Entries taken from a collection:
==============================
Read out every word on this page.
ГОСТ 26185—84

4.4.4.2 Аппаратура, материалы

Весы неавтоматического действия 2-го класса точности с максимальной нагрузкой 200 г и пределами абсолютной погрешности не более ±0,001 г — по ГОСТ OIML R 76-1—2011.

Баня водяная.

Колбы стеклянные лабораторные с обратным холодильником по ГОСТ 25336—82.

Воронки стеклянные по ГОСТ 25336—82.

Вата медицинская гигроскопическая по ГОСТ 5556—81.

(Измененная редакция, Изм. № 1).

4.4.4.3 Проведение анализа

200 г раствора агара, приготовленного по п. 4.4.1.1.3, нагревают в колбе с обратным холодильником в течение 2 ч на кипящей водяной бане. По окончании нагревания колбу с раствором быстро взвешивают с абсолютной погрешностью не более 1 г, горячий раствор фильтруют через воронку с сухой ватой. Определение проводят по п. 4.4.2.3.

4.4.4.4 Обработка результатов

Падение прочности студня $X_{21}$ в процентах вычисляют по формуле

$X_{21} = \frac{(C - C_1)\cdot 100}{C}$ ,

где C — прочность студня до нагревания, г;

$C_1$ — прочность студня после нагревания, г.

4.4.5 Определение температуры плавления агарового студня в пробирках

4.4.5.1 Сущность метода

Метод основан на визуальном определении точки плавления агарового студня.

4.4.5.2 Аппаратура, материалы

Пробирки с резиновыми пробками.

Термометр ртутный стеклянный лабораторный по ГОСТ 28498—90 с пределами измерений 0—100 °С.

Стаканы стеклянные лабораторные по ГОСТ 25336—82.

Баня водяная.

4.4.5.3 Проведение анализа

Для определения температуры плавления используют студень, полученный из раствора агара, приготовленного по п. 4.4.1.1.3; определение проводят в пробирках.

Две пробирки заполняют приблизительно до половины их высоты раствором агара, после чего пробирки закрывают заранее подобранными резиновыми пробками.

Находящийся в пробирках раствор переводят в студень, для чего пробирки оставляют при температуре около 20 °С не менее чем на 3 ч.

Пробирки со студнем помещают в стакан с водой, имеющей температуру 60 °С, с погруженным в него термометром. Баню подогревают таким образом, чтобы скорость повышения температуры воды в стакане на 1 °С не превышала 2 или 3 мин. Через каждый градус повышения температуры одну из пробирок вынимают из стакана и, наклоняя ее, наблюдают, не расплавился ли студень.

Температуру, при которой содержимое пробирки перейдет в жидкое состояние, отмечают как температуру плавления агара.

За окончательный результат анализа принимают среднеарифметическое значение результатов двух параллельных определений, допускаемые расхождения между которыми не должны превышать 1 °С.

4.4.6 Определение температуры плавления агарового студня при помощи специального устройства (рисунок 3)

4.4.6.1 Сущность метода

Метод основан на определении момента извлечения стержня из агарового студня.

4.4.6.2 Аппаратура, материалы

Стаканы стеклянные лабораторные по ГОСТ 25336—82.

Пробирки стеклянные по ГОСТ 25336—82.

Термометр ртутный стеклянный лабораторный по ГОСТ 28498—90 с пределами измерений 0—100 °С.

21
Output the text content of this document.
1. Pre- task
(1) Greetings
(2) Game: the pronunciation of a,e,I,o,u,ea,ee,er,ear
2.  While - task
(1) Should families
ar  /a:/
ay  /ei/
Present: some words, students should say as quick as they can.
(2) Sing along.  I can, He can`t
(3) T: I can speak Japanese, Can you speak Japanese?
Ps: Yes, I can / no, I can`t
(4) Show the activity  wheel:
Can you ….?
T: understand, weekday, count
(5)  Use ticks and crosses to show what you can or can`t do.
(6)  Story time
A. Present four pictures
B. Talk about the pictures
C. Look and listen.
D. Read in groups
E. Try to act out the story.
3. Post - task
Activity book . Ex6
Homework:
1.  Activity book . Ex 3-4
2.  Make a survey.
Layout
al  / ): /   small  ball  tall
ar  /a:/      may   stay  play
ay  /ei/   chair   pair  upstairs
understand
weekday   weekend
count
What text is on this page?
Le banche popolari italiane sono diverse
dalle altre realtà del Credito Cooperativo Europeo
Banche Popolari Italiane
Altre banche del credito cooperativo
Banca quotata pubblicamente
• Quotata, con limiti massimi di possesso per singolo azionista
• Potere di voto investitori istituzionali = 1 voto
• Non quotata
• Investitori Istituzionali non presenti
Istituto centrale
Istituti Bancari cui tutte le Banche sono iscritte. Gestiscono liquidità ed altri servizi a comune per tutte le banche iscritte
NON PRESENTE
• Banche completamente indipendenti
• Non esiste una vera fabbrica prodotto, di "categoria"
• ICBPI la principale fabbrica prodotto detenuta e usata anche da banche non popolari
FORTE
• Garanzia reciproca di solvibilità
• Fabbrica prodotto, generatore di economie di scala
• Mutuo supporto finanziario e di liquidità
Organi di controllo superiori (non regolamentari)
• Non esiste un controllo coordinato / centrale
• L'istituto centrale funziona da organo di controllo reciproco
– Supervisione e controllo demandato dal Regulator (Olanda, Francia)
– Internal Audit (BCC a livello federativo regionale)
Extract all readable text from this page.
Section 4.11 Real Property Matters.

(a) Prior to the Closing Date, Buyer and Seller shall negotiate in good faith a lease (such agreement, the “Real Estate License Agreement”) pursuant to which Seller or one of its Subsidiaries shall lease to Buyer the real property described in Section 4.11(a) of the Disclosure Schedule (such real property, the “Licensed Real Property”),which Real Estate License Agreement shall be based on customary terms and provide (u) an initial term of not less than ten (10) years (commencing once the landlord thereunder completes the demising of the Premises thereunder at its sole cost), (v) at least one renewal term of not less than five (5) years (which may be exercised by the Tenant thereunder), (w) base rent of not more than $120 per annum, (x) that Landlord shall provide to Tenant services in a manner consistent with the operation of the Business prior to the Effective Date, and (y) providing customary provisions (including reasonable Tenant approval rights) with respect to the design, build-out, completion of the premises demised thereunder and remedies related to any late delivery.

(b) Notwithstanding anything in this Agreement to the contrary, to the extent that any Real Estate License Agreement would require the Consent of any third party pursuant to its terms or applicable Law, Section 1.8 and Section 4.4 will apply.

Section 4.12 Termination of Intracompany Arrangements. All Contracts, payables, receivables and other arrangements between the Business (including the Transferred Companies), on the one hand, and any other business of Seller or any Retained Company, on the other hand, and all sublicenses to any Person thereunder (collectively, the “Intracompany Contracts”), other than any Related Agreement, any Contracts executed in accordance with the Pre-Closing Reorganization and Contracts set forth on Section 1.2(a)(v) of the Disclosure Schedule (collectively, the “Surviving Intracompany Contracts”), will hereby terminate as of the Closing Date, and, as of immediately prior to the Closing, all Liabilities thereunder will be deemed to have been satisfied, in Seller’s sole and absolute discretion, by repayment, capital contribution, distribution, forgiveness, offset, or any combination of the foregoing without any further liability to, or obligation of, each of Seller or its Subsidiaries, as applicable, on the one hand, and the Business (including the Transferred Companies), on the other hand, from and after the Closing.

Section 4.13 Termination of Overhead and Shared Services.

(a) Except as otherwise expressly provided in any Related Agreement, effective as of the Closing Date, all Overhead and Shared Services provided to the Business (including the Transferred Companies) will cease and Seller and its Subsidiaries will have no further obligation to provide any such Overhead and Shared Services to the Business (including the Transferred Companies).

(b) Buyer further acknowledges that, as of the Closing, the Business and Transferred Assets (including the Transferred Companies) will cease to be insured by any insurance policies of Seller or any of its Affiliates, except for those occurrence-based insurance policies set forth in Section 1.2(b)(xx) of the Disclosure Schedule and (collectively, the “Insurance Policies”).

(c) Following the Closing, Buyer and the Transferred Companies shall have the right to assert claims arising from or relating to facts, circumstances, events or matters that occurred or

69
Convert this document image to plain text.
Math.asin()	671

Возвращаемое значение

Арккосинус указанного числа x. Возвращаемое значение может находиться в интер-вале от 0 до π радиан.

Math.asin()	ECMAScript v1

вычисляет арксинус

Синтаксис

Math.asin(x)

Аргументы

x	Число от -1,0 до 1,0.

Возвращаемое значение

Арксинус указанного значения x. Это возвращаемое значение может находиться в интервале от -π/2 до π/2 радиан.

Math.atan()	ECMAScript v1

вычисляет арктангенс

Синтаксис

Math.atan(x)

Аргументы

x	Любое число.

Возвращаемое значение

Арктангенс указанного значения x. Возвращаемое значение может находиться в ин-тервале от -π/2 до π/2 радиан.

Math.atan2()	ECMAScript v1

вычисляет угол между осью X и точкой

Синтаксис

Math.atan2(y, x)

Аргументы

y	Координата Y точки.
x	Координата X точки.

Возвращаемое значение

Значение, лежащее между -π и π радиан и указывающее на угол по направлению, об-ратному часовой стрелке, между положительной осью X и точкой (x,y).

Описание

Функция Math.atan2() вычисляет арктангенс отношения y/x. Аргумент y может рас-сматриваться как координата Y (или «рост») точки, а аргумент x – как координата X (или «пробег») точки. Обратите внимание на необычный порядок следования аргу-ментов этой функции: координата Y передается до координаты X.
==============================
§ **The task**: In the entries above, find lines with "Аппаратура" and copy each.

§ **Reply to the exercise**:
4.4.4.2 Аппаратура, материалы
4.4.5.2 Аппаратура, материалы
4.4.6.2 Аппаратура, материалы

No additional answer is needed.